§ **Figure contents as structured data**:
┄┄┄┄┄┄┄┄┄┄┄┄┄┄┄┄┄┄┄┄

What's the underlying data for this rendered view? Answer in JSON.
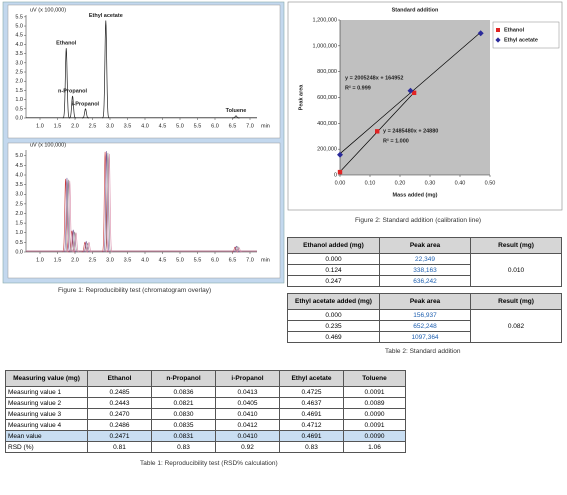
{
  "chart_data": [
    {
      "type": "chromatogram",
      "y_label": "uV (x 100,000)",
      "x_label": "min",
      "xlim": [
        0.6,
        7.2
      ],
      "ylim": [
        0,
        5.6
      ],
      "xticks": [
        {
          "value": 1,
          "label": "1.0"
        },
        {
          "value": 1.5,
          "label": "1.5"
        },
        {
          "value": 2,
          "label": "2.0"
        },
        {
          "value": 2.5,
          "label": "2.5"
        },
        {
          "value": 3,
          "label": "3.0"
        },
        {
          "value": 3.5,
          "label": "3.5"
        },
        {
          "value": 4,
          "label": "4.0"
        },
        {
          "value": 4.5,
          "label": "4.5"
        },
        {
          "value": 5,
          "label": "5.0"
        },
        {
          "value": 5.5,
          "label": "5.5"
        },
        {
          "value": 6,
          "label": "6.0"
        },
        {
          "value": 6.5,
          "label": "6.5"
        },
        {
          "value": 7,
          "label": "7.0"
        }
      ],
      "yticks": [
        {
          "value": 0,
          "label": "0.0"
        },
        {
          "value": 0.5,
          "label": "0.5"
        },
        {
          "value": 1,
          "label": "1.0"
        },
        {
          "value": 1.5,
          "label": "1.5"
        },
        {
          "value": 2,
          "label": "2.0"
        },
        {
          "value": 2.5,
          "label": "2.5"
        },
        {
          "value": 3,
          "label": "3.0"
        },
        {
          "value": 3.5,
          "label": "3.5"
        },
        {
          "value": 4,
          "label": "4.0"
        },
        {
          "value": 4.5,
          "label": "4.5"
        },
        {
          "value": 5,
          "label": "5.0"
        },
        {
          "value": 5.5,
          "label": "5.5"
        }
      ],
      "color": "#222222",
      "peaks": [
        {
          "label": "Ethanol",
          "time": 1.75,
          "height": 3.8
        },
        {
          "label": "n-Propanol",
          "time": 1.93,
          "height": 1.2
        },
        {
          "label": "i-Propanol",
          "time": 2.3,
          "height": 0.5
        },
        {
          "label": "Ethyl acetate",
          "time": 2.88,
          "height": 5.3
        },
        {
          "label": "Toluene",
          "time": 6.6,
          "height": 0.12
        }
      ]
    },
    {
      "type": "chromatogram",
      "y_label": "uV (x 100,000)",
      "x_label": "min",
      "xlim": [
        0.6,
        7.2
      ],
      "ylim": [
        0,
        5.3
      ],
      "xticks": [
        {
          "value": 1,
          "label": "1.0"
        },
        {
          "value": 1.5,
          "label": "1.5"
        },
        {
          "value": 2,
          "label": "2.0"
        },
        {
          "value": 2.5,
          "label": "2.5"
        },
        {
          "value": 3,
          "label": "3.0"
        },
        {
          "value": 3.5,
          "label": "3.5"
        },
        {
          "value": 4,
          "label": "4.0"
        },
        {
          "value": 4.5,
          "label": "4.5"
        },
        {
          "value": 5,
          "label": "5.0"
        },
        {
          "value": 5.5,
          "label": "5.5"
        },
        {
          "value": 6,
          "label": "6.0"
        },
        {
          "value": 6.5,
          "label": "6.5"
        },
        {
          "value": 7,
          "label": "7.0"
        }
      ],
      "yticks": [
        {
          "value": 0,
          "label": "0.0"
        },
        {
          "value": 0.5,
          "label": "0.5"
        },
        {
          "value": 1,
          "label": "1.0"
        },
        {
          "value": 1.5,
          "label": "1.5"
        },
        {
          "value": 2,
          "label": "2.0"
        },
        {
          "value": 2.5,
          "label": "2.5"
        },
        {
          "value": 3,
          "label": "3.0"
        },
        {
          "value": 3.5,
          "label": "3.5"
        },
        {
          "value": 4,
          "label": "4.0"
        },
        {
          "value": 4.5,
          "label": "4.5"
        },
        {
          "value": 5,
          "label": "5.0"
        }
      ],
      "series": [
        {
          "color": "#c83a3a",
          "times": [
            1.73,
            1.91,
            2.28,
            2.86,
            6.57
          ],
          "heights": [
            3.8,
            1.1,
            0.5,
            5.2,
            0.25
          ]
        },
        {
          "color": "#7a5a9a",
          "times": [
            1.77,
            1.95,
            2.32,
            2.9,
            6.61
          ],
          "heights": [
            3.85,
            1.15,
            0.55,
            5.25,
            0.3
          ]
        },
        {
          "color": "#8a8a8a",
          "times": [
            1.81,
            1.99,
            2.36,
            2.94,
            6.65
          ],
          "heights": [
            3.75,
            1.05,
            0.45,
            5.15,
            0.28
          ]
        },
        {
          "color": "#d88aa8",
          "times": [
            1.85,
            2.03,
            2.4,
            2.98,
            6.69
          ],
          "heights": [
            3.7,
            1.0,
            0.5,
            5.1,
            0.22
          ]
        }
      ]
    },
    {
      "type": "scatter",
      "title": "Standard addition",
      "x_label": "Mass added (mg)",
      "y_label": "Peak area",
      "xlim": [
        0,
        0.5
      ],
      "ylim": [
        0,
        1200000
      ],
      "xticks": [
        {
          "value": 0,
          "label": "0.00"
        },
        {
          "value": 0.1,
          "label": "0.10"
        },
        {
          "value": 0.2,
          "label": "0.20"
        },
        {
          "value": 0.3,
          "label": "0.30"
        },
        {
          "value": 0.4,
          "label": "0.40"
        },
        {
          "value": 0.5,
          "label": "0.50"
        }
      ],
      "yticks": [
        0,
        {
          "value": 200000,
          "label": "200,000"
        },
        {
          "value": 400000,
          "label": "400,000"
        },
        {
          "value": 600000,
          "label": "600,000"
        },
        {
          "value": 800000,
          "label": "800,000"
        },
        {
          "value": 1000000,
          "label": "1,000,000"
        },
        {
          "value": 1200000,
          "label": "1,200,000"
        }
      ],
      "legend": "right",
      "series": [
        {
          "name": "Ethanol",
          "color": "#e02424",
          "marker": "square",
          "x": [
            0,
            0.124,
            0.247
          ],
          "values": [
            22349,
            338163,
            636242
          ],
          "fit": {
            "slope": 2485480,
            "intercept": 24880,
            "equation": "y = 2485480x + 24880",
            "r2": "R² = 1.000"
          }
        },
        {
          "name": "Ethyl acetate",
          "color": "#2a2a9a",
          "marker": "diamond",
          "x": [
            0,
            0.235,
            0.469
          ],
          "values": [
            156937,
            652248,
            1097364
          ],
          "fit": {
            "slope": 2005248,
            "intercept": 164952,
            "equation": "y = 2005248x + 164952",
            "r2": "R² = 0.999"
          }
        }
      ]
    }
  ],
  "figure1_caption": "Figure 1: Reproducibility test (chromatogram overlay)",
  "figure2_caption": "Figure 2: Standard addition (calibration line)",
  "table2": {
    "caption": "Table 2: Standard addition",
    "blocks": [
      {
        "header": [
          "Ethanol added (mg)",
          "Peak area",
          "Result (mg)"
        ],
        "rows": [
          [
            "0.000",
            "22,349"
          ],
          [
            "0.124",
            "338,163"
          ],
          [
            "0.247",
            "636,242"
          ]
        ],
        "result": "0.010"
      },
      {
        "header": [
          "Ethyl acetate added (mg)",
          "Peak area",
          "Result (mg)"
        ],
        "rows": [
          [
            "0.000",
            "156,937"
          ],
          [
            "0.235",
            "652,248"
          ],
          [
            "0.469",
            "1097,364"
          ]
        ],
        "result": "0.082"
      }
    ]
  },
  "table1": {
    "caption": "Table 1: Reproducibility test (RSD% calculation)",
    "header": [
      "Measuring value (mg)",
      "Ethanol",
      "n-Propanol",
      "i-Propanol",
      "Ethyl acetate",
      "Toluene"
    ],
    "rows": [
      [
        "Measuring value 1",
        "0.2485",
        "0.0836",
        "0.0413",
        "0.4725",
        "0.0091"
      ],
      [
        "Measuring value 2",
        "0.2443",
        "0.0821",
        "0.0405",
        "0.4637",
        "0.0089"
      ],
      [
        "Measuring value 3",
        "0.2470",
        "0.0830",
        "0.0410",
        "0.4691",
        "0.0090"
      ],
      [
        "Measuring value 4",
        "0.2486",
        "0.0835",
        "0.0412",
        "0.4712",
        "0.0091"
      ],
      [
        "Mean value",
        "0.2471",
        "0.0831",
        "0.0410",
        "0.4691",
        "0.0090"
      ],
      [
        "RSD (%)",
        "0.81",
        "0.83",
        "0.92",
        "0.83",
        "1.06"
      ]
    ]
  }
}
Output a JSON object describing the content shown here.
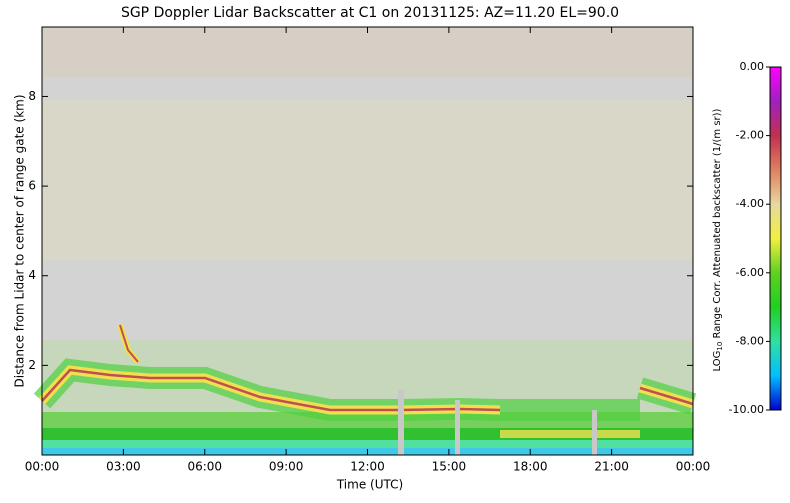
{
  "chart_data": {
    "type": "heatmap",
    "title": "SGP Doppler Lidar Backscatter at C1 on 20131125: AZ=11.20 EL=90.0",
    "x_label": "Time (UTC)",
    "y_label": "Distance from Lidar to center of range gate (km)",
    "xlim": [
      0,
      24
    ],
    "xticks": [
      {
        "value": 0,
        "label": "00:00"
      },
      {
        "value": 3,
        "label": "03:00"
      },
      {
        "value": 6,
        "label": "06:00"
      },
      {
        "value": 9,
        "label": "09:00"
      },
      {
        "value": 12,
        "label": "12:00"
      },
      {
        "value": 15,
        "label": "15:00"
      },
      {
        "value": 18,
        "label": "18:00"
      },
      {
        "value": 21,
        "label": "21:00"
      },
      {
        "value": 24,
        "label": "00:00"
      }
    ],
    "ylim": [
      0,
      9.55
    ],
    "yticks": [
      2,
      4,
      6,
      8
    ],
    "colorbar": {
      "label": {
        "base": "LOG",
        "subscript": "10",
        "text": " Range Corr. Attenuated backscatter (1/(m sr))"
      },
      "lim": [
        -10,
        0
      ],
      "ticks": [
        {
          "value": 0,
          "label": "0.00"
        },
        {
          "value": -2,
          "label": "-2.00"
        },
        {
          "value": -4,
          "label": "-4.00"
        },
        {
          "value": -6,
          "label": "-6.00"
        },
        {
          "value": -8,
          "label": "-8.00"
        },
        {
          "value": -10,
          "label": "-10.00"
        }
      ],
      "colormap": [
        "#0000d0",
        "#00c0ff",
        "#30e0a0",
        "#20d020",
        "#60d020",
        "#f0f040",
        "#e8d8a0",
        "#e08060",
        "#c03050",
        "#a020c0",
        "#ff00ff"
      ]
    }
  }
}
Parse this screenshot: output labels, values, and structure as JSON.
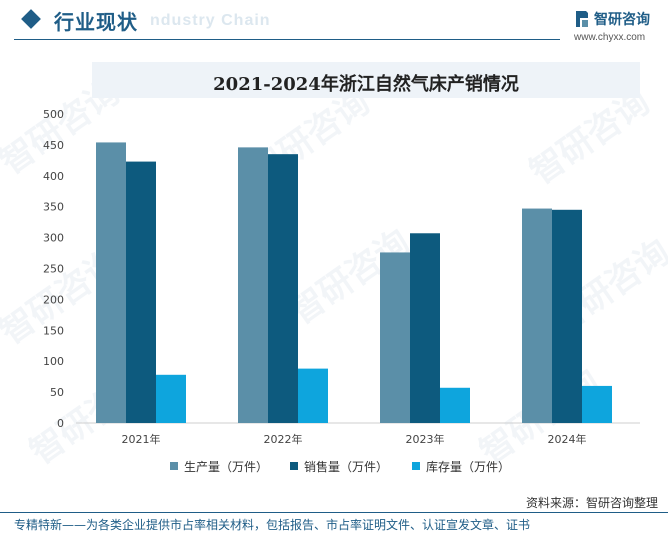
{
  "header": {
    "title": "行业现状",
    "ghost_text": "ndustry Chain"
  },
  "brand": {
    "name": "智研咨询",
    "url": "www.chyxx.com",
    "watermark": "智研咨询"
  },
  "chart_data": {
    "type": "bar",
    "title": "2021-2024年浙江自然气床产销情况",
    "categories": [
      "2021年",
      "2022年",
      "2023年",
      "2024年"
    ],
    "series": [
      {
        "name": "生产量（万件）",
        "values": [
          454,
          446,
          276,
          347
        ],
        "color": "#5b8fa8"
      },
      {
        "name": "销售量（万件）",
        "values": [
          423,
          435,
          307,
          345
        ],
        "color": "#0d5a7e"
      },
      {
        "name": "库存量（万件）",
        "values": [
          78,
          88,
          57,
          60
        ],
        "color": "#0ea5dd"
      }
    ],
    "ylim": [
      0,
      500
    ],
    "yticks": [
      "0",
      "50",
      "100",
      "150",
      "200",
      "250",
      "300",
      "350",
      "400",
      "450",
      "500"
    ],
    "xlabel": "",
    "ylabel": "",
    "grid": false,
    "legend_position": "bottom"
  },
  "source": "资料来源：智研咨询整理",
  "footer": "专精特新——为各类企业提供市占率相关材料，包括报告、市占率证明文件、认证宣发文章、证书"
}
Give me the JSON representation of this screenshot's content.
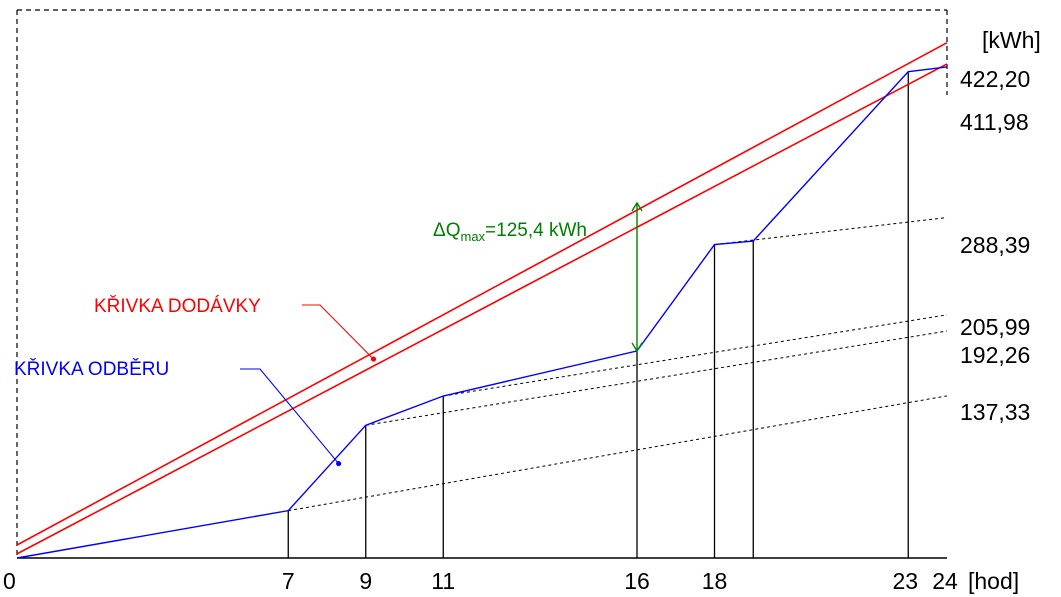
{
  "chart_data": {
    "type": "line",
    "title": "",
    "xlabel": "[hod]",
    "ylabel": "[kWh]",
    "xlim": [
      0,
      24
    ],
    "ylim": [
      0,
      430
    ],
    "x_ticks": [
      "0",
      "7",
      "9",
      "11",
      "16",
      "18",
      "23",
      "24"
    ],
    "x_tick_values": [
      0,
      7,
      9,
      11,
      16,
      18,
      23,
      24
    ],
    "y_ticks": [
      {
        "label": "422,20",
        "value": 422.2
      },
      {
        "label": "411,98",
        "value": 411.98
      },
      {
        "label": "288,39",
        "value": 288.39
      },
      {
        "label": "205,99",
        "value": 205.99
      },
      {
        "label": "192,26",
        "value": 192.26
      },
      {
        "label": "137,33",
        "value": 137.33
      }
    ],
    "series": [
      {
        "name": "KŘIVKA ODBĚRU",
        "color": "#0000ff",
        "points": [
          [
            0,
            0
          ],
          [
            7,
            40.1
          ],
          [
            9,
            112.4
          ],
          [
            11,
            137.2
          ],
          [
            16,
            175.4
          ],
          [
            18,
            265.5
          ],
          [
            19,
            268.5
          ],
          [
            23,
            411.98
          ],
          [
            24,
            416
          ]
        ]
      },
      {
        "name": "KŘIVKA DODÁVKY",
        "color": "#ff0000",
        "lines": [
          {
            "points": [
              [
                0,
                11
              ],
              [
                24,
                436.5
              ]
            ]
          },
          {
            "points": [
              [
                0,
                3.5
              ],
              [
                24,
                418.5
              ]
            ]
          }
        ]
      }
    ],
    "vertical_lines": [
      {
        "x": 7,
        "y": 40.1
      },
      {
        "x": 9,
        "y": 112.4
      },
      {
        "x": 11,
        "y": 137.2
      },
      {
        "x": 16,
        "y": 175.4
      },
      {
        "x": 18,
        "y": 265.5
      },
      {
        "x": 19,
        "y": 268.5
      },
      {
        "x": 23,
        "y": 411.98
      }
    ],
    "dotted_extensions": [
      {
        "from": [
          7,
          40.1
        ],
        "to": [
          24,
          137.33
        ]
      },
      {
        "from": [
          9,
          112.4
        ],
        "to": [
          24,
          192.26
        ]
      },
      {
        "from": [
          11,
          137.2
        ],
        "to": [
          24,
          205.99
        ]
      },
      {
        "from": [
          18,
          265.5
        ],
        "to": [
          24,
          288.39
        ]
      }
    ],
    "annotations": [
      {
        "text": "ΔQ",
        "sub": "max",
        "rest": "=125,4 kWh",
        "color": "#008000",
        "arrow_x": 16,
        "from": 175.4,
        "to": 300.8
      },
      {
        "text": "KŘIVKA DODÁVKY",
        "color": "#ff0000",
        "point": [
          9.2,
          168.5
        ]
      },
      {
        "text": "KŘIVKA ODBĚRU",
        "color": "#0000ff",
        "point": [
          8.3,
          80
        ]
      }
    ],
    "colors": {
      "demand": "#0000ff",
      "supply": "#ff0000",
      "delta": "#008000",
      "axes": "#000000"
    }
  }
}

┄┄┄┄┄┄┄┄┄┄┄┄┄┄┄┄┄┄┄┄

§ **What is needed**:
Search the data for the string "screenshot" and copy each line where it appears.

§ **Result for this exercise**:
Parse this screenshot: output labels, values, and structure as JSON.
Give me the JSON representation of this screenshot's content.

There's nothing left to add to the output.